▶ **What the exercise asks**:
Repeat each entry in full, exactly.

▶ **Structured figure records**:
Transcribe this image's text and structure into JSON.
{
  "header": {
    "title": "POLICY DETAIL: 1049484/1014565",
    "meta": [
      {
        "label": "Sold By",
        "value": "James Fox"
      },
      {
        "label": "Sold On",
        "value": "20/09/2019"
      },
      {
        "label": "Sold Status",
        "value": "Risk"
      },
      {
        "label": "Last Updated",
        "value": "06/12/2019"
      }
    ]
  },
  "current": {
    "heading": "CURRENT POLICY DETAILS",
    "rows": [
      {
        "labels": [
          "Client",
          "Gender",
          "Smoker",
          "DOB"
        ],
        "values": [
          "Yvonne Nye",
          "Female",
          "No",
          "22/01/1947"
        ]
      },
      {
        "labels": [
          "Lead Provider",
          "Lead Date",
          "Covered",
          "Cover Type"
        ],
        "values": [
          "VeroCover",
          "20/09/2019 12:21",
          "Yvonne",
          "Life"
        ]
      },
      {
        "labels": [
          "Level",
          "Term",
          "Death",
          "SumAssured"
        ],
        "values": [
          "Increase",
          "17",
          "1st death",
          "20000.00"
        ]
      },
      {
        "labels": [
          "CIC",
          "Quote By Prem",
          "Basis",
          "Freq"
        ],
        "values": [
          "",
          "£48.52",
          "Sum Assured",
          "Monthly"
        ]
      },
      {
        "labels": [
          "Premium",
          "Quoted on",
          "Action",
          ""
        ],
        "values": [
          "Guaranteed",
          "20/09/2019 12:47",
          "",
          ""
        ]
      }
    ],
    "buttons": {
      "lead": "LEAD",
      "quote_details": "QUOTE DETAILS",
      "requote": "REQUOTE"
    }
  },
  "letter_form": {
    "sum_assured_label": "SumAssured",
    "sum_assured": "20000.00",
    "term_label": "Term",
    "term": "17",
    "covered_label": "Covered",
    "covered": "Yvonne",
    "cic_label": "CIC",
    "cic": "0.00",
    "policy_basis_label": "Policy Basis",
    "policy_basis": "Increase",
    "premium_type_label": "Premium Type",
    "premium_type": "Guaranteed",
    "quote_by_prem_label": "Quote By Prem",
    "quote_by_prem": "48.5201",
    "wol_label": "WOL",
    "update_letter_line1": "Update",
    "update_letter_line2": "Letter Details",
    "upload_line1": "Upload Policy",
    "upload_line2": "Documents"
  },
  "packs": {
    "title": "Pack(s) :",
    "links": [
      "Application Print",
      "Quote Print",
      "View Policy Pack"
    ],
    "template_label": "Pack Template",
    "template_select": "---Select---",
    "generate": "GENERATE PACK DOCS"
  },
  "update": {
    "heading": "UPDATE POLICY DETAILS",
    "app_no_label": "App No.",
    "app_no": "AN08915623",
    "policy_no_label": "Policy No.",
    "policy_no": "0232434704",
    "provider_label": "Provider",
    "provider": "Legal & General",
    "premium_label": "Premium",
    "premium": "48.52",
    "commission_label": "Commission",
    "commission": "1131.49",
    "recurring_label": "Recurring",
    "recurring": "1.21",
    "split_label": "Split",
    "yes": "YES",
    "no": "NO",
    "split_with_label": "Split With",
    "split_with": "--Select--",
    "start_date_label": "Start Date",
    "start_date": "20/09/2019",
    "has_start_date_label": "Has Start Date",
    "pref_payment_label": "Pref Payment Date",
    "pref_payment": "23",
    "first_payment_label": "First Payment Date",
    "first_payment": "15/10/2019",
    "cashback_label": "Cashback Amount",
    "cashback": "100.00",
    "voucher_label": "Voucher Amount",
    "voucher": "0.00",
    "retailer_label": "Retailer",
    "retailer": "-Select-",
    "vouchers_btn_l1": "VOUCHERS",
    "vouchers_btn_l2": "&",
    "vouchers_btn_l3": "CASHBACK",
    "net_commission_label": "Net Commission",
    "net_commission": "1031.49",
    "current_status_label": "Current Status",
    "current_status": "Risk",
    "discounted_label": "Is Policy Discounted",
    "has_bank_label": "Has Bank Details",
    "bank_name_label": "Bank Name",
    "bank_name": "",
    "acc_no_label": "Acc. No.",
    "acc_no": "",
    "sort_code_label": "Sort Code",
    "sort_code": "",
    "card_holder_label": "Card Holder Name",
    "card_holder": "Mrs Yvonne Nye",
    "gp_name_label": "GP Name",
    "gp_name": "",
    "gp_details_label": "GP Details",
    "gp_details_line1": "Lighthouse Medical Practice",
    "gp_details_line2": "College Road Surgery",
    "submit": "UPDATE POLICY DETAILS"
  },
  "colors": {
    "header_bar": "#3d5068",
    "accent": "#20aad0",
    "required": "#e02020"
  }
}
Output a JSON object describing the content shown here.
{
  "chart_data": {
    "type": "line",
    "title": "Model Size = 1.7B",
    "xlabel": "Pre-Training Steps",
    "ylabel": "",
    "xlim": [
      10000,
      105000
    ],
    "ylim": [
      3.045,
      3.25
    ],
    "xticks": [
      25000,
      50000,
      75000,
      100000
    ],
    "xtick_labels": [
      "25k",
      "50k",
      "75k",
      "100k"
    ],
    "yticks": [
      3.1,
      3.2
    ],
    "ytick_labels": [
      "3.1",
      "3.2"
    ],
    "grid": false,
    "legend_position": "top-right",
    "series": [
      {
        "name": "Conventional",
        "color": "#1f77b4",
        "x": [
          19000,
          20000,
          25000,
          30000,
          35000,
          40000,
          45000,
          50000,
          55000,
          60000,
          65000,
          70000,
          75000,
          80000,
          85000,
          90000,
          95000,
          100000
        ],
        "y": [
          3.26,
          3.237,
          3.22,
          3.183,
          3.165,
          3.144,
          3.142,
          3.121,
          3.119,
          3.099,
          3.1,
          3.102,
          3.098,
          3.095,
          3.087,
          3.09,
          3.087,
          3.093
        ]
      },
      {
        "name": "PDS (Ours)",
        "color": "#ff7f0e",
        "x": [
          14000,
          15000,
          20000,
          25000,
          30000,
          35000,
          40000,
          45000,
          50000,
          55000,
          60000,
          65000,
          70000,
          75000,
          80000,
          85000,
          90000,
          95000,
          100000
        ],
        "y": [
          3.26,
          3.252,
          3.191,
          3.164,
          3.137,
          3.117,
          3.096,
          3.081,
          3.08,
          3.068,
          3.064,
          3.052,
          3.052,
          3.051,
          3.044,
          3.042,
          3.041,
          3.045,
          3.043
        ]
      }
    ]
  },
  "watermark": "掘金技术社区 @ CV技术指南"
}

▶ **Full answer**:
Transcribe this image's text and structure into JSON.
{
  "header": {
    "title": "POLICY DETAIL: 1049484/1014565",
    "meta": [
      {
        "label": "Sold By",
        "value": "James Fox"
      },
      {
        "label": "Sold On",
        "value": "20/09/2019"
      },
      {
        "label": "Sold Status",
        "value": "Risk"
      },
      {
        "label": "Last Updated",
        "value": "06/12/2019"
      }
    ]
  },
  "current": {
    "heading": "CURRENT POLICY DETAILS",
    "rows": [
      {
        "labels": [
          "Client",
          "Gender",
          "Smoker",
          "DOB"
        ],
        "values": [
          "Yvonne Nye",
          "Female",
          "No",
          "22/01/1947"
        ]
      },
      {
        "labels": [
          "Lead Provider",
          "Lead Date",
          "Covered",
          "Cover Type"
        ],
        "values": [
          "VeroCover",
          "20/09/2019 12:21",
          "Yvonne",
          "Life"
        ]
      },
      {
        "labels": [
          "Level",
          "Term",
          "Death",
          "SumAssured"
        ],
        "values": [
          "Increase",
          "17",
          "1st death",
          "20000.00"
        ]
      },
      {
        "labels": [
          "CIC",
          "Quote By Prem",
          "Basis",
          "Freq"
        ],
        "values": [
          "",
          "£48.52",
          "Sum Assured",
          "Monthly"
        ]
      },
      {
        "labels": [
          "Premium",
          "Quoted on",
          "Action",
          ""
        ],
        "values": [
          "Guaranteed",
          "20/09/2019 12:47",
          "",
          ""
        ]
      }
    ],
    "buttons": {
      "lead": "LEAD",
      "quote_details": "QUOTE DETAILS",
      "requote": "REQUOTE"
    }
  },
  "letter_form": {
    "sum_assured_label": "SumAssured",
    "sum_assured": "20000.00",
    "term_label": "Term",
    "term": "17",
    "covered_label": "Covered",
    "covered": "Yvonne",
    "cic_label": "CIC",
    "cic": "0.00",
    "policy_basis_label": "Policy Basis",
    "policy_basis": "Increase",
    "premium_type_label": "Premium Type",
    "premium_type": "Guaranteed",
    "quote_by_prem_label": "Quote By Prem",
    "quote_by_prem": "48.5201",
    "wol_label": "WOL",
    "update_letter_line1": "Update",
    "update_letter_line2": "Letter Details",
    "upload_line1": "Upload Policy",
    "upload_line2": "Documents"
  },
  "packs": {
    "title": "Pack(s) :",
    "links": [
      "Application Print",
      "Quote Print",
      "View Policy Pack"
    ],
    "template_label": "Pack Template",
    "template_select": "---Select---",
    "generate": "GENERATE PACK DOCS"
  },
  "update": {
    "heading": "UPDATE POLICY DETAILS",
    "app_no_label": "App No.",
    "app_no": "AN08915623",
    "policy_no_label": "Policy No.",
    "policy_no": "0232434704",
    "provider_label": "Provider",
    "provider": "Legal & General",
    "premium_label": "Premium",
    "premium": "48.52",
    "commission_label": "Commission",
    "commission": "1131.49",
    "recurring_label": "Recurring",
    "recurring": "1.21",
    "split_label": "Split",
    "yes": "YES",
    "no": "NO",
    "split_with_label": "Split With",
    "split_with": "--Select--",
    "start_date_label": "Start Date",
    "start_date": "20/09/2019",
    "has_start_date_label": "Has Start Date",
    "pref_payment_label": "Pref Payment Date",
    "pref_payment": "23",
    "first_payment_label": "First Payment Date",
    "first_payment": "15/10/2019",
    "cashback_label": "Cashback Amount",
    "cashback": "100.00",
    "voucher_label": "Voucher Amount",
    "voucher": "0.00",
    "retailer_label": "Retailer",
    "retailer": "-Select-",
    "vouchers_btn_l1": "VOUCHERS",
    "vouchers_btn_l2": "&",
    "vouchers_btn_l3": "CASHBACK",
    "net_commission_label": "Net Commission",
    "net_commission": "1031.49",
    "current_status_label": "Current Status",
    "current_status": "Risk",
    "discounted_label": "Is Policy Discounted",
    "has_bank_label": "Has Bank Details",
    "bank_name_label": "Bank Name",
    "bank_name": "",
    "acc_no_label": "Acc. No.",
    "acc_no": "",
    "sort_code_label": "Sort Code",
    "sort_code": "",
    "card_holder_label": "Card Holder Name",
    "card_holder": "Mrs Yvonne Nye",
    "gp_name_label": "GP Name",
    "gp_name": "",
    "gp_details_label": "GP Details",
    "gp_details_line1": "Lighthouse Medical Practice",
    "gp_details_line2": "College Road Surgery",
    "submit": "UPDATE POLICY DETAILS"
  },
  "colors": {
    "header_bar": "#3d5068",
    "accent": "#20aad0",
    "required": "#e02020"
  }
}
Output a JSON object describing the content shown here.
{
  "chart_data": {
    "type": "line",
    "title": "Model Size = 1.7B",
    "xlabel": "Pre-Training Steps",
    "ylabel": "",
    "xlim": [
      10000,
      105000
    ],
    "ylim": [
      3.045,
      3.25
    ],
    "xticks": [
      25000,
      50000,
      75000,
      100000
    ],
    "xtick_labels": [
      "25k",
      "50k",
      "75k",
      "100k"
    ],
    "yticks": [
      3.1,
      3.2
    ],
    "ytick_labels": [
      "3.1",
      "3.2"
    ],
    "grid": false,
    "legend_position": "top-right",
    "series": [
      {
        "name": "Conventional",
        "color": "#1f77b4",
        "x": [
          19000,
          20000,
          25000,
          30000,
          35000,
          40000,
          45000,
          50000,
          55000,
          60000,
          65000,
          70000,
          75000,
          80000,
          85000,
          90000,
          95000,
          100000
        ],
        "y": [
          3.26,
          3.237,
          3.22,
          3.183,
          3.165,
          3.144,
          3.142,
          3.121,
          3.119,
          3.099,
          3.1,
          3.102,
          3.098,
          3.095,
          3.087,
          3.09,
          3.087,
          3.093
        ]
      },
      {
        "name": "PDS (Ours)",
        "color": "#ff7f0e",
        "x": [
          14000,
          15000,
          20000,
          25000,
          30000,
          35000,
          40000,
          45000,
          50000,
          55000,
          60000,
          65000,
          70000,
          75000,
          80000,
          85000,
          90000,
          95000,
          100000
        ],
        "y": [
          3.26,
          3.252,
          3.191,
          3.164,
          3.137,
          3.117,
          3.096,
          3.081,
          3.08,
          3.068,
          3.064,
          3.052,
          3.052,
          3.051,
          3.044,
          3.042,
          3.041,
          3.045,
          3.043
        ]
      }
    ]
  },
  "watermark": "掘金技术社区 @ CV技术指南"
}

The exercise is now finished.